What you should do: Find the lines containing the word "JSON" and copy every one of them.

------------------------------

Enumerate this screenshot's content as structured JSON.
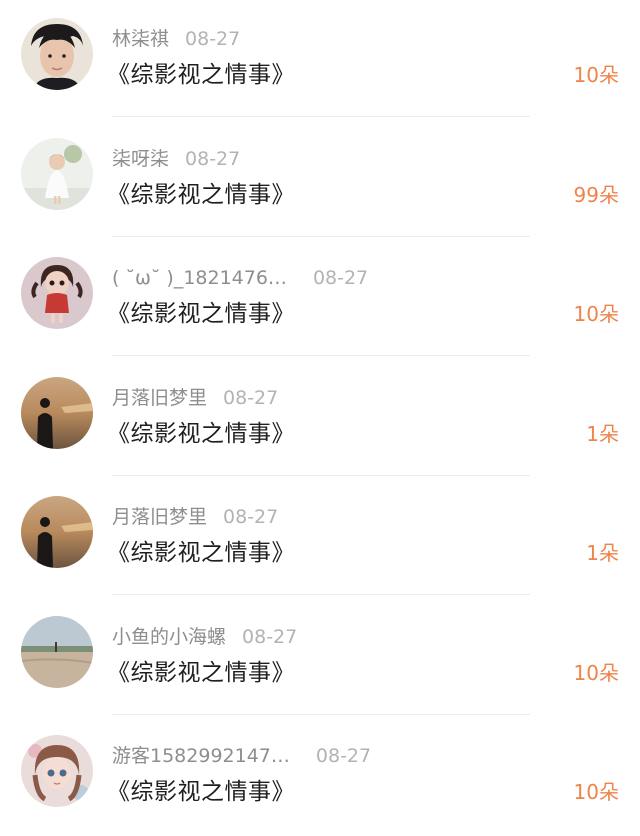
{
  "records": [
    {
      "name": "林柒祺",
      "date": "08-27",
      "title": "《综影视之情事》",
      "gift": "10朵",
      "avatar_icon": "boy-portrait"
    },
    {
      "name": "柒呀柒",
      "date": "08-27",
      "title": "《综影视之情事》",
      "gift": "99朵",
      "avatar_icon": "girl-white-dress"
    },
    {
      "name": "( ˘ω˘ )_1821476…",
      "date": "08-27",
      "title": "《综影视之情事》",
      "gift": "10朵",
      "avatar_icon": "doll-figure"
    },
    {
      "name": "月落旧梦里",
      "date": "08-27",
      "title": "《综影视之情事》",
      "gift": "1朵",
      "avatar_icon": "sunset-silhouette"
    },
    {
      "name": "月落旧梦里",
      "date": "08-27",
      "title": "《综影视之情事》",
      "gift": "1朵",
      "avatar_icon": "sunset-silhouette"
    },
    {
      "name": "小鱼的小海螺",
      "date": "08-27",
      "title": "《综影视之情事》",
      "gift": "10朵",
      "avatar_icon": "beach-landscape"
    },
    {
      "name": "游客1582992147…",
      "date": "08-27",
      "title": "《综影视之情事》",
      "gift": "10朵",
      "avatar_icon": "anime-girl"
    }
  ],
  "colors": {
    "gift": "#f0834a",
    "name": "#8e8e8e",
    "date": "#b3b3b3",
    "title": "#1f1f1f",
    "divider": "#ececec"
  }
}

------------------------------

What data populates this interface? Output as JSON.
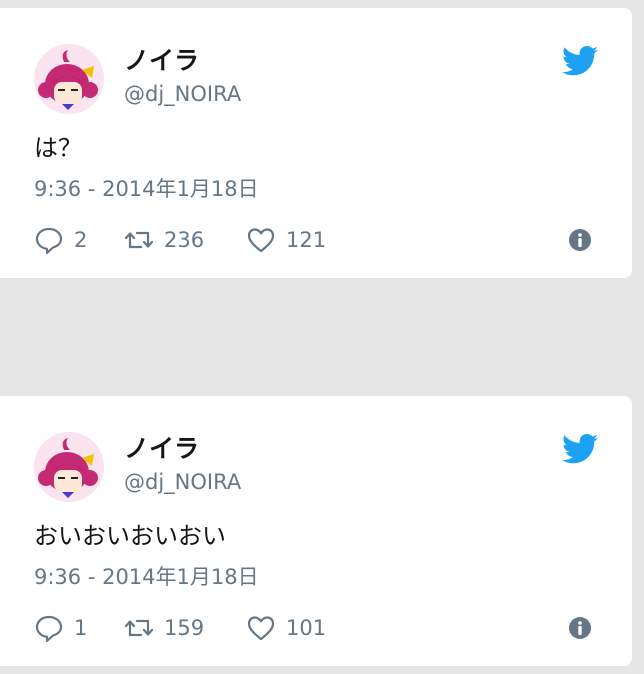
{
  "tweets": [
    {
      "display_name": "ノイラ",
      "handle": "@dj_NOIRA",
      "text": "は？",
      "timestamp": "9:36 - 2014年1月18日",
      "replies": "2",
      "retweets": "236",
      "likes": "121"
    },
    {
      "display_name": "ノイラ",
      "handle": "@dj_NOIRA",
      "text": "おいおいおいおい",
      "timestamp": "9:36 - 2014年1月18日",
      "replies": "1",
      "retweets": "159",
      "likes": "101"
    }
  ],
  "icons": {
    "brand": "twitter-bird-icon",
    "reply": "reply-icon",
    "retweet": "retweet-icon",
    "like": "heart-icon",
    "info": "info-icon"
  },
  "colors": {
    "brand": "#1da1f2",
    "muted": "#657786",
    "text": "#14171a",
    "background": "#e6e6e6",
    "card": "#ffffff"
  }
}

------------------------------

Right answer:
Enumerate this screenshot's content as structured JSON.
What data populates this interface? Output as JSON.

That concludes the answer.